## begin INPUT ROWS

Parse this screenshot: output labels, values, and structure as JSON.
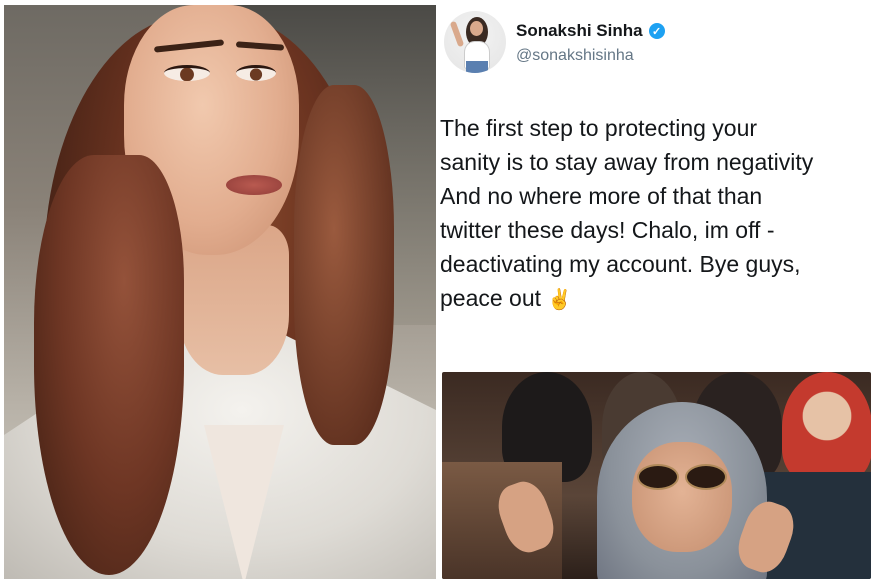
{
  "tweet": {
    "display_name": "Sonakshi Sinha",
    "handle": "@sonakshisinha",
    "text": "The first step to protecting your\nsanity is to stay away from negativity\nAnd no where more of that than\ntwitter these days! Chalo, im off -\ndeactivating my account. Bye guys,\npeace out",
    "verified_glyph": "✓",
    "peace_glyph": "✌",
    "icons": [
      "verified-icon",
      "peace-icon"
    ]
  },
  "colors": {
    "verified": "#1da1f2",
    "name": "#14171a",
    "handle": "#657786"
  }
}
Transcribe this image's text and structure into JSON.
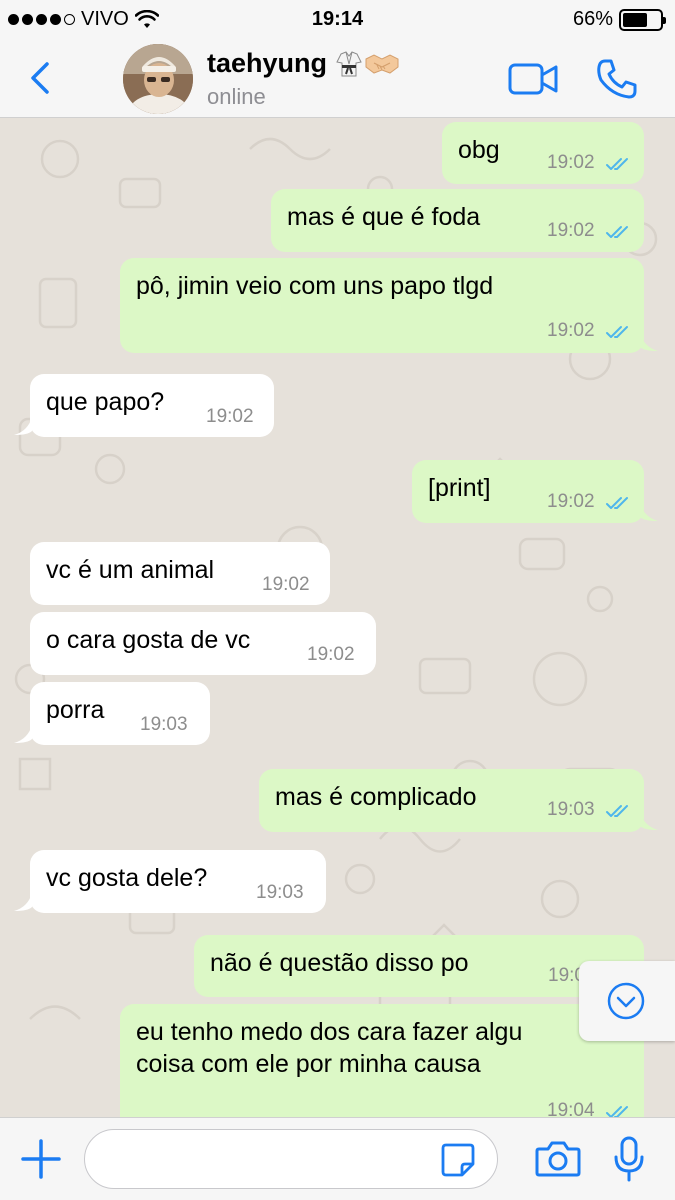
{
  "status_bar": {
    "carrier": "VIVO",
    "time": "19:14",
    "battery_percent": "66%",
    "battery_level": 0.66,
    "signal_bars": 4,
    "signal_total": 5
  },
  "header": {
    "contact_name": "taehyung",
    "name_emojis": [
      "martial-arts-uniform-emoji",
      "handshake-emoji"
    ],
    "status": "online",
    "accent_color": "#1b7cf2"
  },
  "messages": [
    {
      "dir": "out",
      "text": "obg",
      "time": "19:02",
      "read": true
    },
    {
      "dir": "out",
      "text": "mas é que é foda",
      "time": "19:02",
      "read": true
    },
    {
      "dir": "out",
      "text": "pô, jimin veio com uns papo tlgd",
      "time": "19:02",
      "read": true
    },
    {
      "dir": "in",
      "text": "que papo?",
      "time": "19:02"
    },
    {
      "dir": "out",
      "text": "[print]",
      "time": "19:02",
      "read": true
    },
    {
      "dir": "in",
      "text": "vc é um animal",
      "time": "19:02"
    },
    {
      "dir": "in",
      "text": "o cara gosta de vc",
      "time": "19:02"
    },
    {
      "dir": "in",
      "text": "porra",
      "time": "19:03"
    },
    {
      "dir": "out",
      "text": "mas é complicado",
      "time": "19:03",
      "read": true
    },
    {
      "dir": "in",
      "text": "vc gosta dele?",
      "time": "19:03"
    },
    {
      "dir": "out",
      "text": "não é questão disso po",
      "time": "19:0"
    },
    {
      "dir": "out",
      "text_lines": [
        "eu tenho medo dos cara fazer algu",
        "coisa com ele por minha causa"
      ],
      "time": "19:04",
      "read": true
    }
  ],
  "input": {
    "placeholder": "",
    "value": ""
  },
  "colors": {
    "outgoing_bubble": "#dcf8c6",
    "incoming_bubble": "#ffffff",
    "chat_background": "#e6e1da",
    "read_ticks": "#4fb6ec"
  }
}
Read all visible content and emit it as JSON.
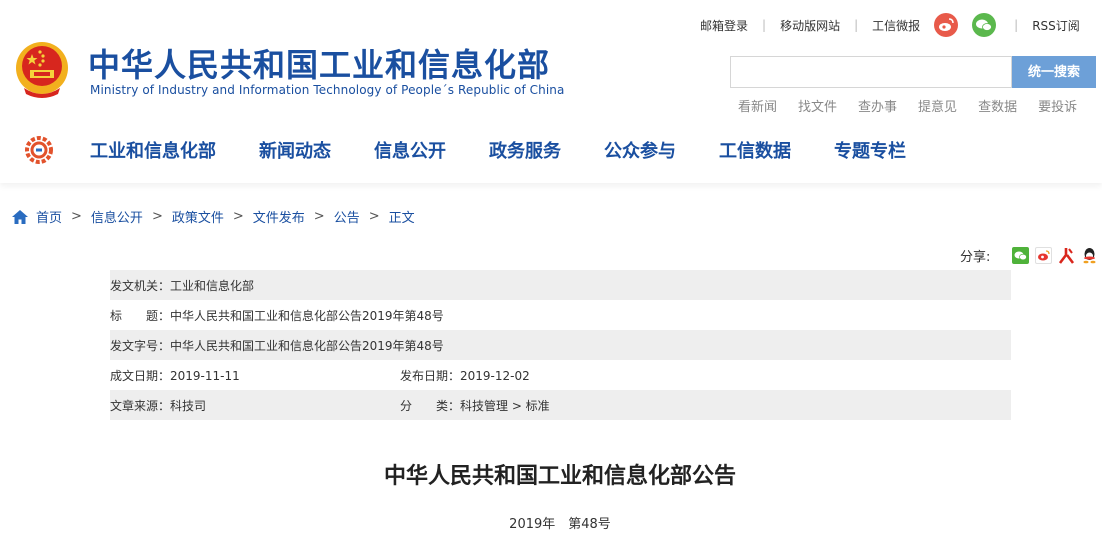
{
  "header": {
    "title_cn": "中华人民共和国工业和信息化部",
    "title_en": "Ministry of Industry and Information Technology of People´s Republic of China",
    "emblem_icon": "national-emblem-icon",
    "top_links": {
      "mail_login": "邮箱登录",
      "mobile_site": "移动版网站",
      "weibo_label": "工信微报",
      "rss": "RSS订阅"
    },
    "search": {
      "placeholder": "",
      "button": "统一搜索"
    },
    "quick_links": [
      "看新闻",
      "找文件",
      "查办事",
      "提意见",
      "查数据",
      "要投诉"
    ]
  },
  "nav": {
    "logo_icon": "gear-logo-icon",
    "items": [
      "工业和信息化部",
      "新闻动态",
      "信息公开",
      "政务服务",
      "公众参与",
      "工信数据",
      "专题专栏"
    ]
  },
  "breadcrumb": {
    "items": [
      "首页",
      "信息公开",
      "政策文件",
      "文件发布",
      "公告"
    ],
    "current": "正文",
    "separator": ">"
  },
  "share": {
    "label": "分享:",
    "icons": [
      "wechat-share-icon",
      "weibo-share-icon",
      "renren-share-icon",
      "qq-share-icon"
    ]
  },
  "info": {
    "issuer": "发文机关：工业和信息化部",
    "title": "标　　题：中华人民共和国工业和信息化部公告2019年第48号",
    "doc_no": "发文字号：中华人民共和国工业和信息化部公告2019年第48号",
    "created": "成文日期：2019-11-11",
    "published": "发布日期：2019-12-02",
    "source": "文章来源：科技司",
    "category": "分　　类：科技管理 > 标准"
  },
  "document": {
    "title": "中华人民共和国工业和信息化部公告",
    "number": "2019年　第48号"
  },
  "colors": {
    "brand_blue": "#1a4fa0",
    "search_button": "#6da0d8",
    "table_shade": "#eeeeee",
    "weibo_red": "#e85a4a",
    "wechat_green": "#5bb84d"
  }
}
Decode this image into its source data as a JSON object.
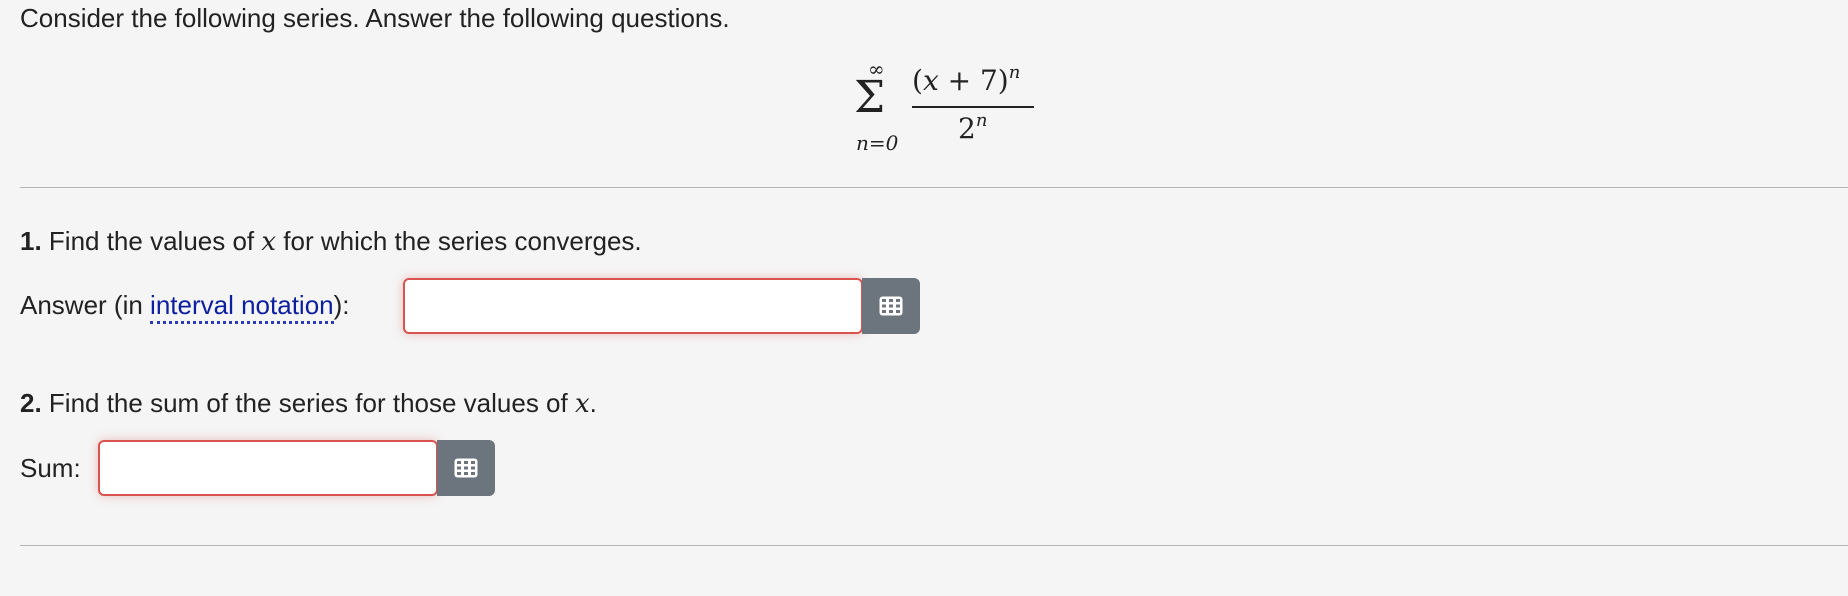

## end INPUT ROWS

--- DESCRIPTION OF THE TASK ---
Skip the pictures and transcribe the rest of the records exactly.

--- SOLUTION ---
Parse this screenshot: output labels, values, and structure as JSON.
{
  "tweet": {
    "display_name": "Sonakshi Sinha",
    "handle": "@sonakshisinha",
    "text": "The first step to protecting your\nsanity is to stay away from negativity\nAnd no where more of that than\ntwitter these days! Chalo, im off -\ndeactivating my account. Bye guys,\npeace out",
    "verified_glyph": "✓",
    "peace_glyph": "✌",
    "icons": [
      "verified-icon",
      "peace-icon"
    ]
  },
  "colors": {
    "verified": "#1da1f2",
    "name": "#14171a",
    "handle": "#657786"
  }
}
Transcribe this image's text and structure into JSON.
{
  "status_bar": {
    "carrier": "VIVO",
    "time": "19:14",
    "battery_percent": "66%",
    "battery_level": 0.66,
    "signal_bars": 4,
    "signal_total": 5
  },
  "header": {
    "contact_name": "taehyung",
    "name_emojis": [
      "martial-arts-uniform-emoji",
      "handshake-emoji"
    ],
    "status": "online",
    "accent_color": "#1b7cf2"
  },
  "messages": [
    {
      "dir": "out",
      "text": "obg",
      "time": "19:02",
      "read": true
    },
    {
      "dir": "out",
      "text": "mas é que é foda",
      "time": "19:02",
      "read": true
    },
    {
      "dir": "out",
      "text": "pô, jimin veio com uns papo tlgd",
      "time": "19:02",
      "read": true
    },
    {
      "dir": "in",
      "text": "que papo?",
      "time": "19:02"
    },
    {
      "dir": "out",
      "text": "[print]",
      "time": "19:02",
      "read": true
    },
    {
      "dir": "in",
      "text": "vc é um animal",
      "time": "19:02"
    },
    {
      "dir": "in",
      "text": "o cara gosta de vc",
      "time": "19:02"
    },
    {
      "dir": "in",
      "text": "porra",
      "time": "19:03"
    },
    {
      "dir": "out",
      "text": "mas é complicado",
      "time": "19:03",
      "read": true
    },
    {
      "dir": "in",
      "text": "vc gosta dele?",
      "time": "19:03"
    },
    {
      "dir": "out",
      "text": "não é questão disso po",
      "time": "19:0"
    },
    {
      "dir": "out",
      "text_lines": [
        "eu tenho medo dos cara fazer algu",
        "coisa com ele por minha causa"
      ],
      "time": "19:04",
      "read": true
    }
  ],
  "input": {
    "placeholder": "",
    "value": ""
  },
  "colors": {
    "outgoing_bubble": "#dcf8c6",
    "incoming_bubble": "#ffffff",
    "chat_background": "#e6e1da",
    "read_ticks": "#4fb6ec"
  }
}
Read all visible content and emit it as JSON.
{
  "header": {
    "title_cn": "中华人民共和国工业和信息化部",
    "title_en": "Ministry of Industry and Information Technology of People´s Republic of China",
    "emblem_icon": "national-emblem-icon",
    "top_links": {
      "mail_login": "邮箱登录",
      "mobile_site": "移动版网站",
      "weibo_label": "工信微报",
      "rss": "RSS订阅"
    },
    "search": {
      "placeholder": "",
      "button": "统一搜索"
    },
    "quick_links": [
      "看新闻",
      "找文件",
      "查办事",
      "提意见",
      "查数据",
      "要投诉"
    ]
  },
  "nav": {
    "logo_icon": "gear-logo-icon",
    "items": [
      "工业和信息化部",
      "新闻动态",
      "信息公开",
      "政务服务",
      "公众参与",
      "工信数据",
      "专题专栏"
    ]
  },
  "breadcrumb": {
    "items": [
      "首页",
      "信息公开",
      "政策文件",
      "文件发布",
      "公告"
    ],
    "current": "正文",
    "separator": ">"
  },
  "share": {
    "label": "分享:",
    "icons": [
      "wechat-share-icon",
      "weibo-share-icon",
      "renren-share-icon",
      "qq-share-icon"
    ]
  },
  "info": {
    "issuer": "发文机关：工业和信息化部",
    "title": "标　　题：中华人民共和国工业和信息化部公告2019年第48号",
    "doc_no": "发文字号：中华人民共和国工业和信息化部公告2019年第48号",
    "created": "成文日期：2019-11-11",
    "published": "发布日期：2019-12-02",
    "source": "文章来源：科技司",
    "category": "分　　类：科技管理 > 标准"
  },
  "document": {
    "title": "中华人民共和国工业和信息化部公告",
    "number": "2019年　第48号"
  },
  "colors": {
    "brand_blue": "#1a4fa0",
    "search_button": "#6da0d8",
    "table_shade": "#eeeeee",
    "weibo_red": "#e85a4a",
    "wechat_green": "#5bb84d"
  }
}
Decode this image into its source data as a JSON object.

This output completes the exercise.